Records
^^^^

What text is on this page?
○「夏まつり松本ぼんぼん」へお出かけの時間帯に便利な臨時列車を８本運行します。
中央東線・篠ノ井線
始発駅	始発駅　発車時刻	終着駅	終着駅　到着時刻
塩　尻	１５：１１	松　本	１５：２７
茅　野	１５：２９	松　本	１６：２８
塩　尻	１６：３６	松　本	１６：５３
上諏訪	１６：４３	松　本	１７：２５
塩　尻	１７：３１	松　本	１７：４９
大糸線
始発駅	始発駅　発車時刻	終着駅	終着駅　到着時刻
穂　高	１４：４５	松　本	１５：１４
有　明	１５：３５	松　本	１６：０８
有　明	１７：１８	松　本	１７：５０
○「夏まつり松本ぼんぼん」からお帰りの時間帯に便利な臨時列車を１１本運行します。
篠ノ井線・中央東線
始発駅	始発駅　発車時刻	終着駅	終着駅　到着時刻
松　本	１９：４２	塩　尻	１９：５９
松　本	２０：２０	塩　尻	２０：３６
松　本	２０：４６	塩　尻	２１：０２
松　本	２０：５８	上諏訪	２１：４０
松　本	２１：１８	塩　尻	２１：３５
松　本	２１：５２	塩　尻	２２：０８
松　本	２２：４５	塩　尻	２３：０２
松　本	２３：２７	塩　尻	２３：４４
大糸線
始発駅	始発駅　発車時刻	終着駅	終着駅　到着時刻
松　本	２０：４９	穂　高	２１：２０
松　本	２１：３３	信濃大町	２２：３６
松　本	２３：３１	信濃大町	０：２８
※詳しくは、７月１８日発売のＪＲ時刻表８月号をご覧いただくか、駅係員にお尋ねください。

^^^^

WRITTEN INSTRUCTION
Look through the listing above. Pick out each line with "夏まつり松本ぼんぼん" and copy it.

EXERCISE ANSWER
○「夏まつり松本ぼんぼん」へお出かけの時間帯に便利な臨時列車を８本運行します。
○「夏まつり松本ぼんぼん」からお帰りの時間帯に便利な臨時列車を１１本運行します。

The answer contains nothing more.